_RECORD LIST_.

________

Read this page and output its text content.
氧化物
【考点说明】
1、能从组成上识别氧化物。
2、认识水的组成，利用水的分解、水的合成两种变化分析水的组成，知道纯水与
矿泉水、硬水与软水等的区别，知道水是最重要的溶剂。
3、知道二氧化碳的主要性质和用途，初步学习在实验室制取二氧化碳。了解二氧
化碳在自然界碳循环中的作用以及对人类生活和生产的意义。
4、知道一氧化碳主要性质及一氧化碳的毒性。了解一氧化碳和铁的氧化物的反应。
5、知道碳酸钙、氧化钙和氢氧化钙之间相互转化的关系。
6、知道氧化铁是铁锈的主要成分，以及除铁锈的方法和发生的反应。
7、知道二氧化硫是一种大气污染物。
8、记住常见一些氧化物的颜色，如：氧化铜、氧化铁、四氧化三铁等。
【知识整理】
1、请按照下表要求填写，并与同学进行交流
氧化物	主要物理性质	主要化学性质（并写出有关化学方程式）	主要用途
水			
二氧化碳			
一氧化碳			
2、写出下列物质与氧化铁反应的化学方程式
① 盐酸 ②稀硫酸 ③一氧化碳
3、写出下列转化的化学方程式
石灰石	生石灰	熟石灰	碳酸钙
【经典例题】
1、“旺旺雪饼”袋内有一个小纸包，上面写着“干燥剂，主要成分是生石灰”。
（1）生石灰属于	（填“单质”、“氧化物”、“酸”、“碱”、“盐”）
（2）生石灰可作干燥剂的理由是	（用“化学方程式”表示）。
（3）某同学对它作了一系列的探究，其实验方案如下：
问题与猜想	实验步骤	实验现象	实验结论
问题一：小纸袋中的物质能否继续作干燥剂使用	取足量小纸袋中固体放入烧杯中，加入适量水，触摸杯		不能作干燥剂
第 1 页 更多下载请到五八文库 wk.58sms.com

________

_PROBLEM STATEMENT_. Write the material out exactly, with nothing left out.

_TASK OUTPUT_.
Read this page and output its text content.
氧化物
【考点说明】
1、能从组成上识别氧化物。
2、认识水的组成，利用水的分解、水的合成两种变化分析水的组成，知道纯水与
矿泉水、硬水与软水等的区别，知道水是最重要的溶剂。
3、知道二氧化碳的主要性质和用途，初步学习在实验室制取二氧化碳。了解二氧
化碳在自然界碳循环中的作用以及对人类生活和生产的意义。
4、知道一氧化碳主要性质及一氧化碳的毒性。了解一氧化碳和铁的氧化物的反应。
5、知道碳酸钙、氧化钙和氢氧化钙之间相互转化的关系。
6、知道氧化铁是铁锈的主要成分，以及除铁锈的方法和发生的反应。
7、知道二氧化硫是一种大气污染物。
8、记住常见一些氧化物的颜色，如：氧化铜、氧化铁、四氧化三铁等。
【知识整理】
1、请按照下表要求填写，并与同学进行交流
氧化物	主要物理性质	主要化学性质（并写出有关化学方程式）	主要用途
水			
二氧化碳			
一氧化碳			
2、写出下列物质与氧化铁反应的化学方程式
① 盐酸 ②稀硫酸 ③一氧化碳
3、写出下列转化的化学方程式
石灰石	生石灰	熟石灰	碳酸钙
【经典例题】
1、“旺旺雪饼”袋内有一个小纸包，上面写着“干燥剂，主要成分是生石灰”。
（1）生石灰属于	（填“单质”、“氧化物”、“酸”、“碱”、“盐”）
（2）生石灰可作干燥剂的理由是	（用“化学方程式”表示）。
（3）某同学对它作了一系列的探究，其实验方案如下：
问题与猜想	实验步骤	实验现象	实验结论
问题一：小纸袋中的物质能否继续作干燥剂使用	取足量小纸袋中固体放入烧杯中，加入适量水，触摸杯		不能作干燥剂
第 1 页 更多下载请到五八文库 wk.58sms.com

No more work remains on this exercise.